Supplied entries ::
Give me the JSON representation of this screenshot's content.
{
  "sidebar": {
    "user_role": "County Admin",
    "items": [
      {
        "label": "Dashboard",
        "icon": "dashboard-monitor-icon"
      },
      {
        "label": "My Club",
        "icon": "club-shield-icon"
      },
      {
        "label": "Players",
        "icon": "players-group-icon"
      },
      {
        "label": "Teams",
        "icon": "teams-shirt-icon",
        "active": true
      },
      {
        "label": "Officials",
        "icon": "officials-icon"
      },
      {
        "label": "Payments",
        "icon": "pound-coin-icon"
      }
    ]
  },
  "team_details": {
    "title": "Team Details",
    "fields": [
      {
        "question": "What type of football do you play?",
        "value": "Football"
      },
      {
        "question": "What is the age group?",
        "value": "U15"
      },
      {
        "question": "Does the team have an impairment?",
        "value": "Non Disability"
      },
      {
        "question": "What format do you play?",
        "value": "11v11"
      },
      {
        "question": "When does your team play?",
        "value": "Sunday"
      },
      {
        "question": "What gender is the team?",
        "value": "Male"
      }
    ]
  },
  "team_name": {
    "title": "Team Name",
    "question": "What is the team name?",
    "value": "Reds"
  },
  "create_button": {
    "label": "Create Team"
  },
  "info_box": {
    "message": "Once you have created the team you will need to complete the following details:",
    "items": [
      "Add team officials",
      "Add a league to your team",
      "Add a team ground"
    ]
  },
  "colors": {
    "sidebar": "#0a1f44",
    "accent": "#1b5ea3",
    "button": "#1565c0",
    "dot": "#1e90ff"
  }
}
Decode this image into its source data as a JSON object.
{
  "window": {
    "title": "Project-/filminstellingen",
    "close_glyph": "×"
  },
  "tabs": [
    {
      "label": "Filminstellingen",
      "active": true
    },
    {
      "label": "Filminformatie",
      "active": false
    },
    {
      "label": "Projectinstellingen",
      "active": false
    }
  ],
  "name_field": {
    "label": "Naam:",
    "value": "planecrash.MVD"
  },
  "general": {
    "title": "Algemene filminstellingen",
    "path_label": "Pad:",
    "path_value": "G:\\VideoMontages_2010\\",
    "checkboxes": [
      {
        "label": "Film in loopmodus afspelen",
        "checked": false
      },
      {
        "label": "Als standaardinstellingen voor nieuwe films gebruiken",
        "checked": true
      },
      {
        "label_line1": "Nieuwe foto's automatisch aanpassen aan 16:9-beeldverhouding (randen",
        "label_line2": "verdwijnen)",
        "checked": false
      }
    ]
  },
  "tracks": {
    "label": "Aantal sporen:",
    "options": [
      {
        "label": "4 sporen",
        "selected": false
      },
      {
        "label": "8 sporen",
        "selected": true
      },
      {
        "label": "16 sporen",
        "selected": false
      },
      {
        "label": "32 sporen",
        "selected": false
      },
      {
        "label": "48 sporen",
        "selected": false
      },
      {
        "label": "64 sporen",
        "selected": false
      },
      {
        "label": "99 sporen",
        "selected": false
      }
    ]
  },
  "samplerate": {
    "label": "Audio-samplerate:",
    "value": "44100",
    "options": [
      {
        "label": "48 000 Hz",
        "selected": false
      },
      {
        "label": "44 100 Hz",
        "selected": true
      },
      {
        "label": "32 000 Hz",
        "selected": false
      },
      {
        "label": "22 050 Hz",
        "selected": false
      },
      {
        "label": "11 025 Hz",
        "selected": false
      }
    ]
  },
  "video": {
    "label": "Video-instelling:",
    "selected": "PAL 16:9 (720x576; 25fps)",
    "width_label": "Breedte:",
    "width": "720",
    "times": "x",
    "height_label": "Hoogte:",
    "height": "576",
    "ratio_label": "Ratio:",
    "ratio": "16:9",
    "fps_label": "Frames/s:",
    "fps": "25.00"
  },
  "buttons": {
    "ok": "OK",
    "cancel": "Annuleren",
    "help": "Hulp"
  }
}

Problem details ::
Write the entire listing out again, word for word.

Full solution ::
Give me the JSON representation of this screenshot's content.
{
  "sidebar": {
    "user_role": "County Admin",
    "items": [
      {
        "label": "Dashboard",
        "icon": "dashboard-monitor-icon"
      },
      {
        "label": "My Club",
        "icon": "club-shield-icon"
      },
      {
        "label": "Players",
        "icon": "players-group-icon"
      },
      {
        "label": "Teams",
        "icon": "teams-shirt-icon",
        "active": true
      },
      {
        "label": "Officials",
        "icon": "officials-icon"
      },
      {
        "label": "Payments",
        "icon": "pound-coin-icon"
      }
    ]
  },
  "team_details": {
    "title": "Team Details",
    "fields": [
      {
        "question": "What type of football do you play?",
        "value": "Football"
      },
      {
        "question": "What is the age group?",
        "value": "U15"
      },
      {
        "question": "Does the team have an impairment?",
        "value": "Non Disability"
      },
      {
        "question": "What format do you play?",
        "value": "11v11"
      },
      {
        "question": "When does your team play?",
        "value": "Sunday"
      },
      {
        "question": "What gender is the team?",
        "value": "Male"
      }
    ]
  },
  "team_name": {
    "title": "Team Name",
    "question": "What is the team name?",
    "value": "Reds"
  },
  "create_button": {
    "label": "Create Team"
  },
  "info_box": {
    "message": "Once you have created the team you will need to complete the following details:",
    "items": [
      "Add team officials",
      "Add a league to your team",
      "Add a team ground"
    ]
  },
  "colors": {
    "sidebar": "#0a1f44",
    "accent": "#1b5ea3",
    "button": "#1565c0",
    "dot": "#1e90ff"
  }
}
Decode this image into its source data as a JSON object.
{
  "window": {
    "title": "Project-/filminstellingen",
    "close_glyph": "×"
  },
  "tabs": [
    {
      "label": "Filminstellingen",
      "active": true
    },
    {
      "label": "Filminformatie",
      "active": false
    },
    {
      "label": "Projectinstellingen",
      "active": false
    }
  ],
  "name_field": {
    "label": "Naam:",
    "value": "planecrash.MVD"
  },
  "general": {
    "title": "Algemene filminstellingen",
    "path_label": "Pad:",
    "path_value": "G:\\VideoMontages_2010\\",
    "checkboxes": [
      {
        "label": "Film in loopmodus afspelen",
        "checked": false
      },
      {
        "label": "Als standaardinstellingen voor nieuwe films gebruiken",
        "checked": true
      },
      {
        "label_line1": "Nieuwe foto's automatisch aanpassen aan 16:9-beeldverhouding (randen",
        "label_line2": "verdwijnen)",
        "checked": false
      }
    ]
  },
  "tracks": {
    "label": "Aantal sporen:",
    "options": [
      {
        "label": "4 sporen",
        "selected": false
      },
      {
        "label": "8 sporen",
        "selected": true
      },
      {
        "label": "16 sporen",
        "selected": false
      },
      {
        "label": "32 sporen",
        "selected": false
      },
      {
        "label": "48 sporen",
        "selected": false
      },
      {
        "label": "64 sporen",
        "selected": false
      },
      {
        "label": "99 sporen",
        "selected": false
      }
    ]
  },
  "samplerate": {
    "label": "Audio-samplerate:",
    "value": "44100",
    "options": [
      {
        "label": "48 000 Hz",
        "selected": false
      },
      {
        "label": "44 100 Hz",
        "selected": true
      },
      {
        "label": "32 000 Hz",
        "selected": false
      },
      {
        "label": "22 050 Hz",
        "selected": false
      },
      {
        "label": "11 025 Hz",
        "selected": false
      }
    ]
  },
  "video": {
    "label": "Video-instelling:",
    "selected": "PAL 16:9 (720x576; 25fps)",
    "width_label": "Breedte:",
    "width": "720",
    "times": "x",
    "height_label": "Hoogte:",
    "height": "576",
    "ratio_label": "Ratio:",
    "ratio": "16:9",
    "fps_label": "Frames/s:",
    "fps": "25.00"
  },
  "buttons": {
    "ok": "OK",
    "cancel": "Annuleren",
    "help": "Hulp"
  }
}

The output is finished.